Exercise objective. Search the data for the word "REFAH" and copy every line where it occurs.

[Dataset excerpt]

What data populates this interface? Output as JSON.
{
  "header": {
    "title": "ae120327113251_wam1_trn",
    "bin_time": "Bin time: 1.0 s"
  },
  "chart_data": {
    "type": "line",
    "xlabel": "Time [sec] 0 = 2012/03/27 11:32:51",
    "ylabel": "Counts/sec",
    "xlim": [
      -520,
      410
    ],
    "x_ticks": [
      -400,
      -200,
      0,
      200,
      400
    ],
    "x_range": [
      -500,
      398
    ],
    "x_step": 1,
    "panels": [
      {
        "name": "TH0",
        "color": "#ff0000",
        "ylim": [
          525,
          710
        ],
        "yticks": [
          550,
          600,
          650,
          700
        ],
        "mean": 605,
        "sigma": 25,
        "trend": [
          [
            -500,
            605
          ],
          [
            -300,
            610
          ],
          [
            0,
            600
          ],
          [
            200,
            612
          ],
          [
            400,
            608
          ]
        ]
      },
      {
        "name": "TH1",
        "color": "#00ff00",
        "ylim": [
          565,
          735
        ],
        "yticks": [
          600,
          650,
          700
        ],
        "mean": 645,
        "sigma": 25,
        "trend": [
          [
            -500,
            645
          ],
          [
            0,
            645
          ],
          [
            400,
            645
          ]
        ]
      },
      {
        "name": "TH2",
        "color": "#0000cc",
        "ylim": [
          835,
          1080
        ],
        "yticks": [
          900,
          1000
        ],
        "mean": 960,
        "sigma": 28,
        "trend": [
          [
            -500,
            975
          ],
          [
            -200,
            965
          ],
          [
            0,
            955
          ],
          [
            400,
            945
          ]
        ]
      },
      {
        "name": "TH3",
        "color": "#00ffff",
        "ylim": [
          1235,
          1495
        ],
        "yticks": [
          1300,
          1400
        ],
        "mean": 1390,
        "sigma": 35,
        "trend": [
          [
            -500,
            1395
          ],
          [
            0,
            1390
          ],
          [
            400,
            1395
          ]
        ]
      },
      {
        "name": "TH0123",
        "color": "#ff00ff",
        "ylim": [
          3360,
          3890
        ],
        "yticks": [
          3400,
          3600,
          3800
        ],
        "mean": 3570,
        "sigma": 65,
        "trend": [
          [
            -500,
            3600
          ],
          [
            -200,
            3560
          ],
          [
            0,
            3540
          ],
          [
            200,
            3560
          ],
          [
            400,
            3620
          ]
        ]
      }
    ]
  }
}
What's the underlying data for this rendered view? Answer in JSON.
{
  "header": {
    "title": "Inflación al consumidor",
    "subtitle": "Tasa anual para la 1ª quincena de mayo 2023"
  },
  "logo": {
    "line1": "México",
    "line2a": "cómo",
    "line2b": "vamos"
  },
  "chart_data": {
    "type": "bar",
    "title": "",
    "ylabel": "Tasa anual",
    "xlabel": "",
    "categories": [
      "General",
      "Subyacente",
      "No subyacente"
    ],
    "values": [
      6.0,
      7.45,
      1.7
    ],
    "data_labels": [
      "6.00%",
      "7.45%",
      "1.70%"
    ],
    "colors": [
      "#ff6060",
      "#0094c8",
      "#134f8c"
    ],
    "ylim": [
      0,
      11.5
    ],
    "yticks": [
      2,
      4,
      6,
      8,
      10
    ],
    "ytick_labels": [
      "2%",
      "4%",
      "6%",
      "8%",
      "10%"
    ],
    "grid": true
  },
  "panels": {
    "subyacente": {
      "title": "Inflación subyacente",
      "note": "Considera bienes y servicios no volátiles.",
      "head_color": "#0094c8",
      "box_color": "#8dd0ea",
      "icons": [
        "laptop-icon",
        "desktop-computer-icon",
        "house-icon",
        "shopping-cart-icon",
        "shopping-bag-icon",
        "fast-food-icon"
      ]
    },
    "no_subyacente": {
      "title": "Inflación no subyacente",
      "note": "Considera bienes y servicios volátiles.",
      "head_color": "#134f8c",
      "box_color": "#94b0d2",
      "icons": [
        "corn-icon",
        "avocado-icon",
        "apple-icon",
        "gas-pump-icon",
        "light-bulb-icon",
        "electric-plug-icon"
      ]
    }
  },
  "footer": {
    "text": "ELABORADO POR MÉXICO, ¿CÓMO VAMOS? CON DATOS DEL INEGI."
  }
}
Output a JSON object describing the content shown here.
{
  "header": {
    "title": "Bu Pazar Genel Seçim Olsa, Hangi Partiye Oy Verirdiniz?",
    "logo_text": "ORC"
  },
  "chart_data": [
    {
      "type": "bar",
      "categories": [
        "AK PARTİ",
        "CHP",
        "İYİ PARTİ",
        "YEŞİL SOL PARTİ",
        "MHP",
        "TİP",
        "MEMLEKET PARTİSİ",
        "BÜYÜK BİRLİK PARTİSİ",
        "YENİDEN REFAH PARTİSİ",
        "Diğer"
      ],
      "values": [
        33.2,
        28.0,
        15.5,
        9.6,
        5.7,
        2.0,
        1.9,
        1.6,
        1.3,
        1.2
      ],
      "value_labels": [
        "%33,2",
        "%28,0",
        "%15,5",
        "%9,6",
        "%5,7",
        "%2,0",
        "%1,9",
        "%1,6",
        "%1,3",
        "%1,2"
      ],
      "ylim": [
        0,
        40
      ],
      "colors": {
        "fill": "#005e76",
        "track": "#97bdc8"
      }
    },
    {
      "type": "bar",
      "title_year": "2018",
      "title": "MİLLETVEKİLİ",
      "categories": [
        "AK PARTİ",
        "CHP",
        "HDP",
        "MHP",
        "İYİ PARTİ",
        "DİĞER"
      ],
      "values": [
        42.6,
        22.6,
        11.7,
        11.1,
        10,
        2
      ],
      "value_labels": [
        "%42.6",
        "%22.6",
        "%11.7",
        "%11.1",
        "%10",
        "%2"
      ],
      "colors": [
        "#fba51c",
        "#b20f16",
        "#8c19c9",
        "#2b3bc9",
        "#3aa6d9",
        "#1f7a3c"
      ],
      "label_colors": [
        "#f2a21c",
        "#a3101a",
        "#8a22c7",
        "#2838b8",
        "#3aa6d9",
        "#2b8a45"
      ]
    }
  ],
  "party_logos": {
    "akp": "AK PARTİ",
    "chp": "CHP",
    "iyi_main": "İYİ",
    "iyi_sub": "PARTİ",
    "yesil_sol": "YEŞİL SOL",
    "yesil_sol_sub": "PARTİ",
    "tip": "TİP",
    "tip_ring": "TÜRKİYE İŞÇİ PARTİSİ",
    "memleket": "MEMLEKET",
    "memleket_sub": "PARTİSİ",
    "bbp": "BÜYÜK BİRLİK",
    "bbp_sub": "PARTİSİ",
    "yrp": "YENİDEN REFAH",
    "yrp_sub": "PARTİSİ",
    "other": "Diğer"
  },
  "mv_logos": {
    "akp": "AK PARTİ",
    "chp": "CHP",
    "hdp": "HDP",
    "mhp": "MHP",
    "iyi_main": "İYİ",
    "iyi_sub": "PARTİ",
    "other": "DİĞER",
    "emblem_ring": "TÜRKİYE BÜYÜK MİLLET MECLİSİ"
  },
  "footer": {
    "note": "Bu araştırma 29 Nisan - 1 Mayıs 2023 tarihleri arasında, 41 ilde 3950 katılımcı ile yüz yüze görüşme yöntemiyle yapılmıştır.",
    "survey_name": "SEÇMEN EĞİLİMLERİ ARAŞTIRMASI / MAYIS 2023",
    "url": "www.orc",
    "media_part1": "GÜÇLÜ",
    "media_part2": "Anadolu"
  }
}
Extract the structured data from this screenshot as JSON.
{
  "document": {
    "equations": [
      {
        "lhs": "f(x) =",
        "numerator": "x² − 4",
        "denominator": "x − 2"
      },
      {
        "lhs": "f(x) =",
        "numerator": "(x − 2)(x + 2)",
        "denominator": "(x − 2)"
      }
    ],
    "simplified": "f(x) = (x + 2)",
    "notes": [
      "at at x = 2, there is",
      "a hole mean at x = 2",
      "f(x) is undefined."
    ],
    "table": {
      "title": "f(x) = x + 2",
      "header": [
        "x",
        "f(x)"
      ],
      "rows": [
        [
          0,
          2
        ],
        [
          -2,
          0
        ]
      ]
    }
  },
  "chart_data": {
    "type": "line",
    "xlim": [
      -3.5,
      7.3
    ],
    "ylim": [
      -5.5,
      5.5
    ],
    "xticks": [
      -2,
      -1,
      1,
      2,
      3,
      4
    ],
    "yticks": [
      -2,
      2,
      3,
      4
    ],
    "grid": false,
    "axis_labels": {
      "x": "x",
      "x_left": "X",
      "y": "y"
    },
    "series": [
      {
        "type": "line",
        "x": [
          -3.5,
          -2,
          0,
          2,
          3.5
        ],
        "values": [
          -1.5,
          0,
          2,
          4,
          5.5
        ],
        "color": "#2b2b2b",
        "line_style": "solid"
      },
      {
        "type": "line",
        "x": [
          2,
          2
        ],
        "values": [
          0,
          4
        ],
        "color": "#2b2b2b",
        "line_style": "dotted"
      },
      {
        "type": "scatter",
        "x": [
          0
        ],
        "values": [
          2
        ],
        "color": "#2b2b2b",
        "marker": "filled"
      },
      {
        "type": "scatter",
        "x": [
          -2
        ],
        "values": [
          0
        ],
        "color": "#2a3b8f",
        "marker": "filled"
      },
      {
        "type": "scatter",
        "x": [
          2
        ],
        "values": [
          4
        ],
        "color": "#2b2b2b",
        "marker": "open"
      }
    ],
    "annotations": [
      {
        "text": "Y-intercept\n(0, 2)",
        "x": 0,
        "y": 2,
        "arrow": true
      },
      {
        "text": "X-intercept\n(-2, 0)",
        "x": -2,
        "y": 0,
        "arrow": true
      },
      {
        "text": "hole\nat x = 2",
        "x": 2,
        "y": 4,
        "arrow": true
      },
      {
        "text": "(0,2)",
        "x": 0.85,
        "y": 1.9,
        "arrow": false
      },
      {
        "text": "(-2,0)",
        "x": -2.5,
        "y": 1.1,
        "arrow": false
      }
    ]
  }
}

Correct response.
        "YENİDEN REFAH PARTİSİ",
    "yrp": "YENİDEN REFAH",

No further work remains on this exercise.